**** Gegebener Text ****

Nach langem Warten ist es endlich so weit: "The Walking Dead" kehrt mit der Midseason-Premiere von Staffel 8 zurück und soll endlich den großen Cliffhanger aus Episode 8 auflösen. Ob das den Machern so emotional gelungen ist, wie es uns die ganze Zeit versprochen wurde, liest Du in unserem Review.
Der große Abschied
Es war seit Monaten angekündigt. Ein Großteil aller Meldungen zu Staffel 8B drehte sich in den letzten Wochen nur darum, wie der Tod von Carl Grimes in Episode 9 umgesetzt werden und was für Auswirkungen dieser dramatisch von den Comics abweichende Twist auf die weitere Handlung haben würde. In der aktuellen Folge von Staffel 8 gab es jetzt endlich die Antwort auf die meisten dieser Fragen.
Dafür nimmt die "Ehre" betitelte Folge den Faden nahtlos da wieder auf, wo Episode 8 uns zuletzt zurückgelassen hat. Oder fast zumindest, denn nachdem wir von dem total verheulten Rick der allerersten Folge von Staffel 8 begrüßt wurden, spendieren uns die Macher erst mal einen ausgedehnten Flashback. Hier werden endlich einige offene Fragen aus Episode 6 geklärt, allen voran: Wie wurde Carl eigentlich gebissen und wie zum Kuckuck sind die Saviors aus dem Sanctuary herausgekommen?! Wie sich herausstellt, war es doch nicht (nur) die Schuld von Daryl und Tara ...

**** Aufgeführte Zeilen ****

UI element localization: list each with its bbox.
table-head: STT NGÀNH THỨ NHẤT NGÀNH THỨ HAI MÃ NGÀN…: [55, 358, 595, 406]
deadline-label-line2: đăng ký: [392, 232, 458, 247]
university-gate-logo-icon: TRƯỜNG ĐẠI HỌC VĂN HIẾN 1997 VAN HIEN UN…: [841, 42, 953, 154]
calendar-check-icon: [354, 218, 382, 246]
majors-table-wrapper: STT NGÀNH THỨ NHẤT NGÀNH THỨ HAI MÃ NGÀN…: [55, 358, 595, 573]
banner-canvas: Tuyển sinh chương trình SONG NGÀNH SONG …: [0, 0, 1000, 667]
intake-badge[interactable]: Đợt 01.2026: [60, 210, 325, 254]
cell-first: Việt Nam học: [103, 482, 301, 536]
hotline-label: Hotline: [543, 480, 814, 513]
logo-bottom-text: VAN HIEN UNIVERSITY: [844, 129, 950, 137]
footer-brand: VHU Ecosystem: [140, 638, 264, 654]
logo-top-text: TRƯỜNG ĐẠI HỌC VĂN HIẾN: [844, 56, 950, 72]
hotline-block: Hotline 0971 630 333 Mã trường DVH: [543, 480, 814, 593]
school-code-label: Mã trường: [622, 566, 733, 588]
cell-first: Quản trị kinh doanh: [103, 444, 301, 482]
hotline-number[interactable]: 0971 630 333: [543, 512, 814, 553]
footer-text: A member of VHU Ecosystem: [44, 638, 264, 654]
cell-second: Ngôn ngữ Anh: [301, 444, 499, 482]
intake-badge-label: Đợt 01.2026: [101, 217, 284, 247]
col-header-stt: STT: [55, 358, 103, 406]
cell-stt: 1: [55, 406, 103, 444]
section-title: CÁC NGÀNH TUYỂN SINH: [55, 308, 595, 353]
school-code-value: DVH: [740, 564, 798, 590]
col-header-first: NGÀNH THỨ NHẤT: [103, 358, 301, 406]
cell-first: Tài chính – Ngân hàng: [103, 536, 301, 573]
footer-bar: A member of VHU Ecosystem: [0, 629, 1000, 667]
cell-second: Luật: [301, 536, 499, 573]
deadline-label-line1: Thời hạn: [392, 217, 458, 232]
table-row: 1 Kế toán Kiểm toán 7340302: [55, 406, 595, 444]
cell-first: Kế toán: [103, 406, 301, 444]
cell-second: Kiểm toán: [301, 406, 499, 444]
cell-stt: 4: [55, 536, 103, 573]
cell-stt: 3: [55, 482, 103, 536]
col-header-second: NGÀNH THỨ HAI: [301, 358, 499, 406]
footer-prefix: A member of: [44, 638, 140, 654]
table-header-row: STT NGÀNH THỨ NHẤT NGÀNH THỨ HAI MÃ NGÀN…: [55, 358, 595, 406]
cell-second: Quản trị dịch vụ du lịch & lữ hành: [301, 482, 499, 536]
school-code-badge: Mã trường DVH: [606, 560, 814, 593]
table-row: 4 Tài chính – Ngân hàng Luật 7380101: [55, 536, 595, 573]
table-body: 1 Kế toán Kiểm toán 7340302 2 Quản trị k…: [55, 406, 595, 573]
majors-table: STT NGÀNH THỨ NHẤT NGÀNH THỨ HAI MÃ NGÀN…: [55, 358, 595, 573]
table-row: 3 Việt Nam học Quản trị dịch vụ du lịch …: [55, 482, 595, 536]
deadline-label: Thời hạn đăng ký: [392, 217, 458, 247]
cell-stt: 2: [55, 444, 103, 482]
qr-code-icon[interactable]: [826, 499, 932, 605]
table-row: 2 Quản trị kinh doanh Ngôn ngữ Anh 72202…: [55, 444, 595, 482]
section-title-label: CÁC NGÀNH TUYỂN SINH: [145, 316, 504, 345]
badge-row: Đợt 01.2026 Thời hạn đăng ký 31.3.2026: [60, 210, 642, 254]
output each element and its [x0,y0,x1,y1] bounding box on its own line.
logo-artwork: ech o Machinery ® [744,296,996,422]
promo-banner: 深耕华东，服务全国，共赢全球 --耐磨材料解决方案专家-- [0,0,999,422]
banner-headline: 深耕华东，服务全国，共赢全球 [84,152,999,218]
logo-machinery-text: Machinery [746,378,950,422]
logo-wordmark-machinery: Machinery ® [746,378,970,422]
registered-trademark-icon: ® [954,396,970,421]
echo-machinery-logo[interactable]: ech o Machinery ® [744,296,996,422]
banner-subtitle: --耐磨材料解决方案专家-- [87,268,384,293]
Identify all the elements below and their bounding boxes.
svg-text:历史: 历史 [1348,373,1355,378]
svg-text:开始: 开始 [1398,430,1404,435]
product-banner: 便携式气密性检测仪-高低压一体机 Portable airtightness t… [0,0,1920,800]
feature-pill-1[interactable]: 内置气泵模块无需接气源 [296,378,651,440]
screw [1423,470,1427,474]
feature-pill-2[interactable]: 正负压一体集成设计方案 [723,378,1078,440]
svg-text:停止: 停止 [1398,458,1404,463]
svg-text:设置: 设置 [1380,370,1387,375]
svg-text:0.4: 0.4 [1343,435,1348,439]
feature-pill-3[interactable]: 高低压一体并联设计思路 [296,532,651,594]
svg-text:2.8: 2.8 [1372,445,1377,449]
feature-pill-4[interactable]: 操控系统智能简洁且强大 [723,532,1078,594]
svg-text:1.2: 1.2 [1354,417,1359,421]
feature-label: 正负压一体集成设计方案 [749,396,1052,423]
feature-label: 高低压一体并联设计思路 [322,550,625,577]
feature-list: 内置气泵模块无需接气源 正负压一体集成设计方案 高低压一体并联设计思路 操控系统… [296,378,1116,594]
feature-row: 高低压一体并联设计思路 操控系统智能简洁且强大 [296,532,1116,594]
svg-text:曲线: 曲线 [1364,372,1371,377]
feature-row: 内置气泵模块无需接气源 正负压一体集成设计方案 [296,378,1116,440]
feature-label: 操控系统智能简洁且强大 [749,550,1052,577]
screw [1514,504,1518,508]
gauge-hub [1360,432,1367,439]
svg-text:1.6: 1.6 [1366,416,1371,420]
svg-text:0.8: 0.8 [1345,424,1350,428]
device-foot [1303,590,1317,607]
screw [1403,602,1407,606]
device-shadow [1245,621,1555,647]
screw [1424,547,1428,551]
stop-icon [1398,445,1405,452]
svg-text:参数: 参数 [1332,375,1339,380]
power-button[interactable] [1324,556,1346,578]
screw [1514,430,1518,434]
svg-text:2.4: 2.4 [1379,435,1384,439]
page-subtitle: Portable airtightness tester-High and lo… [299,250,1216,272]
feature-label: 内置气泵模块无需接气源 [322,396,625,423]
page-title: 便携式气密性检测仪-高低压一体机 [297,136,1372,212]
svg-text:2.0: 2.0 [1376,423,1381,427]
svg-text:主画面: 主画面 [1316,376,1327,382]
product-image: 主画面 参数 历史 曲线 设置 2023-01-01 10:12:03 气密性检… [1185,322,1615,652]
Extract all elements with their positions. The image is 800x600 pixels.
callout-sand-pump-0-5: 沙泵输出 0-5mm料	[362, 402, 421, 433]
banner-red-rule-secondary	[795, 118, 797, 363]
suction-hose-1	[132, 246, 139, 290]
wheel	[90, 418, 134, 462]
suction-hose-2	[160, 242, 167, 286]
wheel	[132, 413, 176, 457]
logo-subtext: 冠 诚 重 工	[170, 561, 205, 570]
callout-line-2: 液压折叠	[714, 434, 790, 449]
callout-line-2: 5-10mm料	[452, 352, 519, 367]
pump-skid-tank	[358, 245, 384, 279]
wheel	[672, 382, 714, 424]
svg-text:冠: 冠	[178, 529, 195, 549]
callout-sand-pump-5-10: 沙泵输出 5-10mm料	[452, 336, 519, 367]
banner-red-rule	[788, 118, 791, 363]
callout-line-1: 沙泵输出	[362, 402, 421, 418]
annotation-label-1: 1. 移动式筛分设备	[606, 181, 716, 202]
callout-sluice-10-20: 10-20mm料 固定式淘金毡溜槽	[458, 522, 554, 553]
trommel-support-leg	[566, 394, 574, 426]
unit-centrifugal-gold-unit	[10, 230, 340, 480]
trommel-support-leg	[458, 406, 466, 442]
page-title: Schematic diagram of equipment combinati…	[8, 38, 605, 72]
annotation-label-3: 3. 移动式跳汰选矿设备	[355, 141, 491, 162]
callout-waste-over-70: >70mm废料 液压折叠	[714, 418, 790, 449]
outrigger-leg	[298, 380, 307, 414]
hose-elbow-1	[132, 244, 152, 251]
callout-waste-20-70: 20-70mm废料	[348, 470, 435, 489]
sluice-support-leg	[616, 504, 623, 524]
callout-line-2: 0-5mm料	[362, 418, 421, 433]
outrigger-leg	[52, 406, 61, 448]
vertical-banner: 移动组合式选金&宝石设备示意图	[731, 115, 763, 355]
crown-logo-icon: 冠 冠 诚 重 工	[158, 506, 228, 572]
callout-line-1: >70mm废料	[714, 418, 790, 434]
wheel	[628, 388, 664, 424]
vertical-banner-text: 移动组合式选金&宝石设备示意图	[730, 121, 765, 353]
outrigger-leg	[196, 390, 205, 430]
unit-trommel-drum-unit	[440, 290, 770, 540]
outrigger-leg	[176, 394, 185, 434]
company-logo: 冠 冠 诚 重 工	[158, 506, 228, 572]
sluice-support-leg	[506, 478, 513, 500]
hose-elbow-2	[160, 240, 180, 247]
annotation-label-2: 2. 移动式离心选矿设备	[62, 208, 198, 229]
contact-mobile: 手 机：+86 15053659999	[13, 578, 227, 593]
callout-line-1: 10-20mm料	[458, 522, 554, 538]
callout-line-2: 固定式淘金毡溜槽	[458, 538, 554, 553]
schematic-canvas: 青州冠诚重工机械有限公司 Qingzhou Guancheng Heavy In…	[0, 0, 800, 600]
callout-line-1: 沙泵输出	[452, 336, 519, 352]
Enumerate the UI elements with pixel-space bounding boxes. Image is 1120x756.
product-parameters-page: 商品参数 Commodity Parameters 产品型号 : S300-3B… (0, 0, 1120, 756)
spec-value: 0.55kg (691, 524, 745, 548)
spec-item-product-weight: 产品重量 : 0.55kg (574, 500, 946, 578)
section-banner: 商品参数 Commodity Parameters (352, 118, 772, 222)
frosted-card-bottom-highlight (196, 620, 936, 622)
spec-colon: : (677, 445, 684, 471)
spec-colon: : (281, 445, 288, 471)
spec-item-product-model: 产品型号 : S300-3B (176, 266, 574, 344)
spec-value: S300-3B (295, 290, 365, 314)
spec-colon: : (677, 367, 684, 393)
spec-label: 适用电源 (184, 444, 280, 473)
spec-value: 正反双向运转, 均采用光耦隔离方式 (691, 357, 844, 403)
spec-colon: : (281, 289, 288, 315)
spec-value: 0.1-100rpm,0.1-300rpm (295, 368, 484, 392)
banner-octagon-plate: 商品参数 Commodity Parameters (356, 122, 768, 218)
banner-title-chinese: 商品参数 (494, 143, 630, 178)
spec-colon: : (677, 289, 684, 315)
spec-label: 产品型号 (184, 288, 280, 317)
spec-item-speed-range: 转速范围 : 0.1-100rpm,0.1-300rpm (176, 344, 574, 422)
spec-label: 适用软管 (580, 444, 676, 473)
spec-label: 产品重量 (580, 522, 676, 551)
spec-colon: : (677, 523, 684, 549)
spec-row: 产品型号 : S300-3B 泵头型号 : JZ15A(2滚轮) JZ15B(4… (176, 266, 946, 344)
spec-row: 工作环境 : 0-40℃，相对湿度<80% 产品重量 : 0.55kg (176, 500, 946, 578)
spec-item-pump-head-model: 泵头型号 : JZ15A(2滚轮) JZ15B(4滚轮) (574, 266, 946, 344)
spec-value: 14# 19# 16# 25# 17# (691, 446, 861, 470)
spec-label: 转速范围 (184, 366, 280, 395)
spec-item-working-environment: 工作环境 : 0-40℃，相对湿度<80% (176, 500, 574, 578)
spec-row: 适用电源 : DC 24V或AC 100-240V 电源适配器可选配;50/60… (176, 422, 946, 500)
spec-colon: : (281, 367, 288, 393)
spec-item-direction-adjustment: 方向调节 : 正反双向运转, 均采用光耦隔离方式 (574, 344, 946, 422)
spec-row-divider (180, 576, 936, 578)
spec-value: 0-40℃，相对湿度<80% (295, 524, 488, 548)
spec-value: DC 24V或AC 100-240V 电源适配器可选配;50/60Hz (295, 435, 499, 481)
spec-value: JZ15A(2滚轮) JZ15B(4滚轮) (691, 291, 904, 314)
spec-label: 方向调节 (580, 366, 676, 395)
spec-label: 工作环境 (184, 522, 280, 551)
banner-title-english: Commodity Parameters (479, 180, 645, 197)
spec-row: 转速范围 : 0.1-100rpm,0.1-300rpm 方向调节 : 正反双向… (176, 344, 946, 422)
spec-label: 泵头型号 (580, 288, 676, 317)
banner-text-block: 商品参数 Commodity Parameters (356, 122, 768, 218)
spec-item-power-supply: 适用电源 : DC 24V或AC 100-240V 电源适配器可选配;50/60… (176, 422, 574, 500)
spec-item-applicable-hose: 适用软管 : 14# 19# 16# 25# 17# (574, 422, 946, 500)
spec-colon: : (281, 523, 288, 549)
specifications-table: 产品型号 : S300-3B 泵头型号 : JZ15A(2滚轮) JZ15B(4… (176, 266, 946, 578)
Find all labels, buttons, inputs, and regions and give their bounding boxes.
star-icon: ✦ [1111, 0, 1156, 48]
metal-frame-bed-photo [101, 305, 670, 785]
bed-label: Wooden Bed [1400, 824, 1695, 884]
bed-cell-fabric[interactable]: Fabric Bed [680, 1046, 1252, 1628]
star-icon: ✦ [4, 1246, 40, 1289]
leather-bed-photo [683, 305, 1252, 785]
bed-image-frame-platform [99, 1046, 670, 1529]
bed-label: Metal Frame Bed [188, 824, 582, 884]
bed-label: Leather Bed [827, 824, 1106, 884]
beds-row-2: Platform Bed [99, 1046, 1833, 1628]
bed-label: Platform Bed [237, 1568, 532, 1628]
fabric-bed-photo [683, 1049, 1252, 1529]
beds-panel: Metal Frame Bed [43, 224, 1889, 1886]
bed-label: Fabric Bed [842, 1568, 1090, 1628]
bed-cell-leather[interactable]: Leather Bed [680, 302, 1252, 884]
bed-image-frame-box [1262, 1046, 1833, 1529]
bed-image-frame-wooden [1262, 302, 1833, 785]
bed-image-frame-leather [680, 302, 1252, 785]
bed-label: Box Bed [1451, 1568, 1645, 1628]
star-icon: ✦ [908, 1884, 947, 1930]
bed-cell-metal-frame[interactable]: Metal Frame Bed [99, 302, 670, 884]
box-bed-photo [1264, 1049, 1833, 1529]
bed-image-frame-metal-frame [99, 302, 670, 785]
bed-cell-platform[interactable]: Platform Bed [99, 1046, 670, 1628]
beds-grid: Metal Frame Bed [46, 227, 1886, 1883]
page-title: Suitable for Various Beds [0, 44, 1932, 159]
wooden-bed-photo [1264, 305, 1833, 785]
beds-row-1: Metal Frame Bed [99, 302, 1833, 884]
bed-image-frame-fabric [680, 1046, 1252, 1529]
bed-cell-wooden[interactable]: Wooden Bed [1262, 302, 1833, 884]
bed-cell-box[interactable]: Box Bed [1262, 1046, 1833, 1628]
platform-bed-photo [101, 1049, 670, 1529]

****

• Aufgabe: Kopiere aus der Serienkritik den Abschnitt von „Dafür nimmt die“ bis „und Tara ...“ wörtlich und vollständig.

• Korrekte Antwort:
Dafür nimmt die "Ehre" betitelte Folge den Faden nahtlos da wieder auf, wo Episode 8 uns zuletzt zurückgelassen hat. Oder fast zumindest, denn nachdem wir von dem total verheulten Rick der allerersten Folge von Staffel 8 begrüßt wurden, spendieren uns die Macher erst mal einen ausgedehnten Flashback. Hier werden endlich einige offene Fragen aus Episode 6 geklärt, allen voran: Wie wurde Carl eigentlich gebissen und wie zum Kuckuck sind die Saviors aus dem Sanctuary herausgekommen?! Wie sich herausstellt, war es doch nicht (nur) die Schuld von Daryl und Tara ...